[Dataset rows start]
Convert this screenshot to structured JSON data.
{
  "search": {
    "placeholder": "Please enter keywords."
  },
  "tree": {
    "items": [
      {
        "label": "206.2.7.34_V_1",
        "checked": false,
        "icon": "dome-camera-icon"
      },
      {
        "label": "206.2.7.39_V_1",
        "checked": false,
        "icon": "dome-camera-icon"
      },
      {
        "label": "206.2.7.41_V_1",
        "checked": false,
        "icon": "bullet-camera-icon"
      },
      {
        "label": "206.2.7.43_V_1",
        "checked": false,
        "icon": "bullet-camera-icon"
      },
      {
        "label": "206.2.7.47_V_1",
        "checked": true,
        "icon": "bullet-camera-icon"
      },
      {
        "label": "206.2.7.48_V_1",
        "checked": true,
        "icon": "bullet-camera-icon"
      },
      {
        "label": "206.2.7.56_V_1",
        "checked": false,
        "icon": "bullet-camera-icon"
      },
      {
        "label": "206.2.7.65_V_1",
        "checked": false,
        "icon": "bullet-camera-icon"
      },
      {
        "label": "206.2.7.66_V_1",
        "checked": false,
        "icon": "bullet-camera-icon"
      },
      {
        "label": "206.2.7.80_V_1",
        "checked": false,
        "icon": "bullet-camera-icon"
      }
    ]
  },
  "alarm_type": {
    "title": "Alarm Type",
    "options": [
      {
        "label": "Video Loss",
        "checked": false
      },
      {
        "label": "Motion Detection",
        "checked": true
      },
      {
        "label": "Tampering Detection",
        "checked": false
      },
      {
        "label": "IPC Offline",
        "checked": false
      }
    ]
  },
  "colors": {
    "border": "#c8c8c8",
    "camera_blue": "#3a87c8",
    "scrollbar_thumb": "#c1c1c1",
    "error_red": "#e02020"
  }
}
[Dataset rows end]
**Given request:** Give back each line above precisely as it stands.

**The reply:**
Convert this screenshot to structured JSON data.
{
  "search": {
    "placeholder": "Please enter keywords."
  },
  "tree": {
    "items": [
      {
        "label": "206.2.7.34_V_1",
        "checked": false,
        "icon": "dome-camera-icon"
      },
      {
        "label": "206.2.7.39_V_1",
        "checked": false,
        "icon": "dome-camera-icon"
      },
      {
        "label": "206.2.7.41_V_1",
        "checked": false,
        "icon": "bullet-camera-icon"
      },
      {
        "label": "206.2.7.43_V_1",
        "checked": false,
        "icon": "bullet-camera-icon"
      },
      {
        "label": "206.2.7.47_V_1",
        "checked": true,
        "icon": "bullet-camera-icon"
      },
      {
        "label": "206.2.7.48_V_1",
        "checked": true,
        "icon": "bullet-camera-icon"
      },
      {
        "label": "206.2.7.56_V_1",
        "checked": false,
        "icon": "bullet-camera-icon"
      },
      {
        "label": "206.2.7.65_V_1",
        "checked": false,
        "icon": "bullet-camera-icon"
      },
      {
        "label": "206.2.7.66_V_1",
        "checked": false,
        "icon": "bullet-camera-icon"
      },
      {
        "label": "206.2.7.80_V_1",
        "checked": false,
        "icon": "bullet-camera-icon"
      }
    ]
  },
  "alarm_type": {
    "title": "Alarm Type",
    "options": [
      {
        "label": "Video Loss",
        "checked": false
      },
      {
        "label": "Motion Detection",
        "checked": true
      },
      {
        "label": "Tampering Detection",
        "checked": false
      },
      {
        "label": "IPC Offline",
        "checked": false
      }
    ]
  },
  "colors": {
    "border": "#c8c8c8",
    "camera_blue": "#3a87c8",
    "scrollbar_thumb": "#c1c1c1",
    "error_red": "#e02020"
  }
}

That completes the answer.